Records from a dataset
++++++++++

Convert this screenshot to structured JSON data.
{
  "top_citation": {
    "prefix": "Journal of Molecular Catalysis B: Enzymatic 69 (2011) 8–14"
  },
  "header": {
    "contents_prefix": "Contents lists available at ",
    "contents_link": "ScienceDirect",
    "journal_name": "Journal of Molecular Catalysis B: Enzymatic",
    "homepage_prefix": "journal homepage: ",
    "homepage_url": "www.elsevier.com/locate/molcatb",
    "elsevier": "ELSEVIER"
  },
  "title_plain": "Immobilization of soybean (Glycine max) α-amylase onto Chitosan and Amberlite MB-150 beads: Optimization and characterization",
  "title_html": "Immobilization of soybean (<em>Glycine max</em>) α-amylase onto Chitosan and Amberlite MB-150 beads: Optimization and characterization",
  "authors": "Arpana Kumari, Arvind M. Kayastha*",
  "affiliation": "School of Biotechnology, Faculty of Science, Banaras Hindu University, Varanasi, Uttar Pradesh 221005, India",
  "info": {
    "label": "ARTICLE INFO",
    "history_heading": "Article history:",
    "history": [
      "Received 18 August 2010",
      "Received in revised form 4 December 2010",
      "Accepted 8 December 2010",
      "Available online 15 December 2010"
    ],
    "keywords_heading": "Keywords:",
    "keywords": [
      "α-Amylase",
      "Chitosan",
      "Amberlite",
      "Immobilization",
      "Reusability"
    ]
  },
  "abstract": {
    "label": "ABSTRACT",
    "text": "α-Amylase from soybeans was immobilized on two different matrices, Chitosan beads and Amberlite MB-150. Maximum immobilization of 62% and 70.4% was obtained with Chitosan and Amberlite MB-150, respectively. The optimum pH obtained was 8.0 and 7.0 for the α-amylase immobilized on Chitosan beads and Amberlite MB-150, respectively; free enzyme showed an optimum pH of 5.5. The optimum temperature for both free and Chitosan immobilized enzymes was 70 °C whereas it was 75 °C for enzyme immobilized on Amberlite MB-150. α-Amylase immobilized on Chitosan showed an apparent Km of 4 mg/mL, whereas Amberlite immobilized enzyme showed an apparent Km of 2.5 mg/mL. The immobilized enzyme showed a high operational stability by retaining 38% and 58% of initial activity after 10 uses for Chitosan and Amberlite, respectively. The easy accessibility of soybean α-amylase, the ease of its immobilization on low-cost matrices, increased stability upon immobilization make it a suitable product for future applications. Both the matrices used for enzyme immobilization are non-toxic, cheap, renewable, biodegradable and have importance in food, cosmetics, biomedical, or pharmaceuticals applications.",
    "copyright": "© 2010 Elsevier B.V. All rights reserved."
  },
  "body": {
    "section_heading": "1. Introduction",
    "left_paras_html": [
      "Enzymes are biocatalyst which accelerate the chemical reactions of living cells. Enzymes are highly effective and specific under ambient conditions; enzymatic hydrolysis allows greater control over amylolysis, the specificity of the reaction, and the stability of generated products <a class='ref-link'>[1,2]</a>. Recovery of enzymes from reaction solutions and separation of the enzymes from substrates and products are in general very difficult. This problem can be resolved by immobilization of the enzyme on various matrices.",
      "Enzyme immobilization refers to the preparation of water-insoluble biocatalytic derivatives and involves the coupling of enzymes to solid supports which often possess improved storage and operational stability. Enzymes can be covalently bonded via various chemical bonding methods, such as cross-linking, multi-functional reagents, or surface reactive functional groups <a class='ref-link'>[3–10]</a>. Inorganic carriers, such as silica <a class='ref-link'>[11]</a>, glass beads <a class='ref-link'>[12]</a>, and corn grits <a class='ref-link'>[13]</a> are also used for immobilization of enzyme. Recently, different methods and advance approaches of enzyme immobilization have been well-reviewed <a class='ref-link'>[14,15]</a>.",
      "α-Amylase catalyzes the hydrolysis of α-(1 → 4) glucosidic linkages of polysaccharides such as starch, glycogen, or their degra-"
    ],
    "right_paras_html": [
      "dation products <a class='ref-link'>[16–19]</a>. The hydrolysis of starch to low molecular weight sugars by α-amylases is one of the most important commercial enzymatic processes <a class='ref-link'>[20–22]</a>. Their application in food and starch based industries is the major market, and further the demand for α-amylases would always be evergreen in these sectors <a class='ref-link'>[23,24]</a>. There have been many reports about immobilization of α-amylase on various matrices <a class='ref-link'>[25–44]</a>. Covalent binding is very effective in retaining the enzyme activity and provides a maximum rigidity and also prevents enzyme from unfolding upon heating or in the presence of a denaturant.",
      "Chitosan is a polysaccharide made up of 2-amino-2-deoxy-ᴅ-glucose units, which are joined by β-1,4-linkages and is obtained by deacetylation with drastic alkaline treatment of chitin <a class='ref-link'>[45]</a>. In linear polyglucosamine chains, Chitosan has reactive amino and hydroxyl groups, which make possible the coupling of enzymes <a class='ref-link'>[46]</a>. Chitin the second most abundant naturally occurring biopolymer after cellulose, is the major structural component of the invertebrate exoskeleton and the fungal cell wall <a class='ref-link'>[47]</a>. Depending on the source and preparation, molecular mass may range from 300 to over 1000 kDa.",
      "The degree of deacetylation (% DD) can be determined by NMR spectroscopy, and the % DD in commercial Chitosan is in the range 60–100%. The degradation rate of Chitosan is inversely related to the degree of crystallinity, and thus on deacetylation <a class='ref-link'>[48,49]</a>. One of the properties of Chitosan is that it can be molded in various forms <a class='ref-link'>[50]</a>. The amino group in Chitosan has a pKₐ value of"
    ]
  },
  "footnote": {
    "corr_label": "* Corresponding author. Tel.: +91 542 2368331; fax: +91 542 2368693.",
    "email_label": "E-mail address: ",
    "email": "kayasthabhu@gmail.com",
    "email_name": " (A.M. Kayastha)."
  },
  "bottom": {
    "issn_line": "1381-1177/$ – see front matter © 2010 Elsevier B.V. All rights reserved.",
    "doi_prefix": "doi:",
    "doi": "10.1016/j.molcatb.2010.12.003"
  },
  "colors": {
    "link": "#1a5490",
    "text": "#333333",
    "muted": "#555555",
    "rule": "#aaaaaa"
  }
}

++++++++++

- _Work to be completed_: Print the data above exactly as it reads.

- _Result of this exercise_:
Convert this screenshot to structured JSON data.
{
  "top_citation": {
    "prefix": "Journal of Molecular Catalysis B: Enzymatic 69 (2011) 8–14"
  },
  "header": {
    "contents_prefix": "Contents lists available at ",
    "contents_link": "ScienceDirect",
    "journal_name": "Journal of Molecular Catalysis B: Enzymatic",
    "homepage_prefix": "journal homepage: ",
    "homepage_url": "www.elsevier.com/locate/molcatb",
    "elsevier": "ELSEVIER"
  },
  "title_plain": "Immobilization of soybean (Glycine max) α-amylase onto Chitosan and Amberlite MB-150 beads: Optimization and characterization",
  "title_html": "Immobilization of soybean (<em>Glycine max</em>) α-amylase onto Chitosan and Amberlite MB-150 beads: Optimization and characterization",
  "authors": "Arpana Kumari, Arvind M. Kayastha*",
  "affiliation": "School of Biotechnology, Faculty of Science, Banaras Hindu University, Varanasi, Uttar Pradesh 221005, India",
  "info": {
    "label": "ARTICLE INFO",
    "history_heading": "Article history:",
    "history": [
      "Received 18 August 2010",
      "Received in revised form 4 December 2010",
      "Accepted 8 December 2010",
      "Available online 15 December 2010"
    ],
    "keywords_heading": "Keywords:",
    "keywords": [
      "α-Amylase",
      "Chitosan",
      "Amberlite",
      "Immobilization",
      "Reusability"
    ]
  },
  "abstract": {
    "label": "ABSTRACT",
    "text": "α-Amylase from soybeans was immobilized on two different matrices, Chitosan beads and Amberlite MB-150. Maximum immobilization of 62% and 70.4% was obtained with Chitosan and Amberlite MB-150, respectively. The optimum pH obtained was 8.0 and 7.0 for the α-amylase immobilized on Chitosan beads and Amberlite MB-150, respectively; free enzyme showed an optimum pH of 5.5. The optimum temperature for both free and Chitosan immobilized enzymes was 70 °C whereas it was 75 °C for enzyme immobilized on Amberlite MB-150. α-Amylase immobilized on Chitosan showed an apparent Km of 4 mg/mL, whereas Amberlite immobilized enzyme showed an apparent Km of 2.5 mg/mL. The immobilized enzyme showed a high operational stability by retaining 38% and 58% of initial activity after 10 uses for Chitosan and Amberlite, respectively. The easy accessibility of soybean α-amylase, the ease of its immobilization on low-cost matrices, increased stability upon immobilization make it a suitable product for future applications. Both the matrices used for enzyme immobilization are non-toxic, cheap, renewable, biodegradable and have importance in food, cosmetics, biomedical, or pharmaceuticals applications.",
    "copyright": "© 2010 Elsevier B.V. All rights reserved."
  },
  "body": {
    "section_heading": "1. Introduction",
    "left_paras_html": [
      "Enzymes are biocatalyst which accelerate the chemical reactions of living cells. Enzymes are highly effective and specific under ambient conditions; enzymatic hydrolysis allows greater control over amylolysis, the specificity of the reaction, and the stability of generated products <a class='ref-link'>[1,2]</a>. Recovery of enzymes from reaction solutions and separation of the enzymes from substrates and products are in general very difficult. This problem can be resolved by immobilization of the enzyme on various matrices.",
      "Enzyme immobilization refers to the preparation of water-insoluble biocatalytic derivatives and involves the coupling of enzymes to solid supports which often possess improved storage and operational stability. Enzymes can be covalently bonded via various chemical bonding methods, such as cross-linking, multi-functional reagents, or surface reactive functional groups <a class='ref-link'>[3–10]</a>. Inorganic carriers, such as silica <a class='ref-link'>[11]</a>, glass beads <a class='ref-link'>[12]</a>, and corn grits <a class='ref-link'>[13]</a> are also used for immobilization of enzyme. Recently, different methods and advance approaches of enzyme immobilization have been well-reviewed <a class='ref-link'>[14,15]</a>.",
      "α-Amylase catalyzes the hydrolysis of α-(1 → 4) glucosidic linkages of polysaccharides such as starch, glycogen, or their degra-"
    ],
    "right_paras_html": [
      "dation products <a class='ref-link'>[16–19]</a>. The hydrolysis of starch to low molecular weight sugars by α-amylases is one of the most important commercial enzymatic processes <a class='ref-link'>[20–22]</a>. Their application in food and starch based industries is the major market, and further the demand for α-amylases would always be evergreen in these sectors <a class='ref-link'>[23,24]</a>. There have been many reports about immobilization of α-amylase on various matrices <a class='ref-link'>[25–44]</a>. Covalent binding is very effective in retaining the enzyme activity and provides a maximum rigidity and also prevents enzyme from unfolding upon heating or in the presence of a denaturant.",
      "Chitosan is a polysaccharide made up of 2-amino-2-deoxy-ᴅ-glucose units, which are joined by β-1,4-linkages and is obtained by deacetylation with drastic alkaline treatment of chitin <a class='ref-link'>[45]</a>. In linear polyglucosamine chains, Chitosan has reactive amino and hydroxyl groups, which make possible the coupling of enzymes <a class='ref-link'>[46]</a>. Chitin the second most abundant naturally occurring biopolymer after cellulose, is the major structural component of the invertebrate exoskeleton and the fungal cell wall <a class='ref-link'>[47]</a>. Depending on the source and preparation, molecular mass may range from 300 to over 1000 kDa.",
      "The degree of deacetylation (% DD) can be determined by NMR spectroscopy, and the % DD in commercial Chitosan is in the range 60–100%. The degradation rate of Chitosan is inversely related to the degree of crystallinity, and thus on deacetylation <a class='ref-link'>[48,49]</a>. One of the properties of Chitosan is that it can be molded in various forms <a class='ref-link'>[50]</a>. The amino group in Chitosan has a pKₐ value of"
    ]
  },
  "footnote": {
    "corr_label": "* Corresponding author. Tel.: +91 542 2368331; fax: +91 542 2368693.",
    "email_label": "E-mail address: ",
    "email": "kayasthabhu@gmail.com",
    "email_name": " (A.M. Kayastha)."
  },
  "bottom": {
    "issn_line": "1381-1177/$ – see front matter © 2010 Elsevier B.V. All rights reserved.",
    "doi_prefix": "doi:",
    "doi": "10.1016/j.molcatb.2010.12.003"
  },
  "colors": {
    "link": "#1a5490",
    "text": "#333333",
    "muted": "#555555",
    "rule": "#aaaaaa"
  }
}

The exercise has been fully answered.